## Start

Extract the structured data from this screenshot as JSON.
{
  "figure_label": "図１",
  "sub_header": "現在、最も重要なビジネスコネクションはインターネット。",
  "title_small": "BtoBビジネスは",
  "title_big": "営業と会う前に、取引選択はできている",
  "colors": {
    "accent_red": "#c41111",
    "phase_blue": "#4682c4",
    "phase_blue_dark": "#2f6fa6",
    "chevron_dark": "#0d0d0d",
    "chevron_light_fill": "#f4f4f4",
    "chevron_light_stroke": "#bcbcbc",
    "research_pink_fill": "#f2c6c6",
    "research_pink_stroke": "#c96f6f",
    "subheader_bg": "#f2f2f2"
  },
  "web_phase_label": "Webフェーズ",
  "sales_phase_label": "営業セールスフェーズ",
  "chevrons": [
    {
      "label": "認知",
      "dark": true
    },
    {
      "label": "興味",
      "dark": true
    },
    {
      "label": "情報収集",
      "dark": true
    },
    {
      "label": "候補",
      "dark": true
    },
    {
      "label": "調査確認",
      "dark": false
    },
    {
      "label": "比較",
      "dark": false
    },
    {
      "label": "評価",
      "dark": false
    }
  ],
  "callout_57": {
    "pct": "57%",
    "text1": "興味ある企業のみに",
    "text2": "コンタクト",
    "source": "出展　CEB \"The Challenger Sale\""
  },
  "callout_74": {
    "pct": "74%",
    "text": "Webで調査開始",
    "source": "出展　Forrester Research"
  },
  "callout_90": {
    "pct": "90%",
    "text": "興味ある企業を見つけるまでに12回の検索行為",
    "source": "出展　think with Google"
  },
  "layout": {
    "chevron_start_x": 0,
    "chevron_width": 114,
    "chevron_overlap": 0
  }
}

## End

*SHORT PROBLEM*:
Write the data back out verbatim.

*THE COMPLETED TASK*:
Extract the structured data from this screenshot as JSON.
{
  "figure_label": "図１",
  "sub_header": "現在、最も重要なビジネスコネクションはインターネット。",
  "title_small": "BtoBビジネスは",
  "title_big": "営業と会う前に、取引選択はできている",
  "colors": {
    "accent_red": "#c41111",
    "phase_blue": "#4682c4",
    "phase_blue_dark": "#2f6fa6",
    "chevron_dark": "#0d0d0d",
    "chevron_light_fill": "#f4f4f4",
    "chevron_light_stroke": "#bcbcbc",
    "research_pink_fill": "#f2c6c6",
    "research_pink_stroke": "#c96f6f",
    "subheader_bg": "#f2f2f2"
  },
  "web_phase_label": "Webフェーズ",
  "sales_phase_label": "営業セールスフェーズ",
  "chevrons": [
    {
      "label": "認知",
      "dark": true
    },
    {
      "label": "興味",
      "dark": true
    },
    {
      "label": "情報収集",
      "dark": true
    },
    {
      "label": "候補",
      "dark": true
    },
    {
      "label": "調査確認",
      "dark": false
    },
    {
      "label": "比較",
      "dark": false
    },
    {
      "label": "評価",
      "dark": false
    }
  ],
  "callout_57": {
    "pct": "57%",
    "text1": "興味ある企業のみに",
    "text2": "コンタクト",
    "source": "出展　CEB \"The Challenger Sale\""
  },
  "callout_74": {
    "pct": "74%",
    "text": "Webで調査開始",
    "source": "出展　Forrester Research"
  },
  "callout_90": {
    "pct": "90%",
    "text": "興味ある企業を見つけるまでに12回の検索行為",
    "source": "出展　think with Google"
  },
  "layout": {
    "chevron_start_x": 0,
    "chevron_width": 114,
    "chevron_overlap": 0
  }
}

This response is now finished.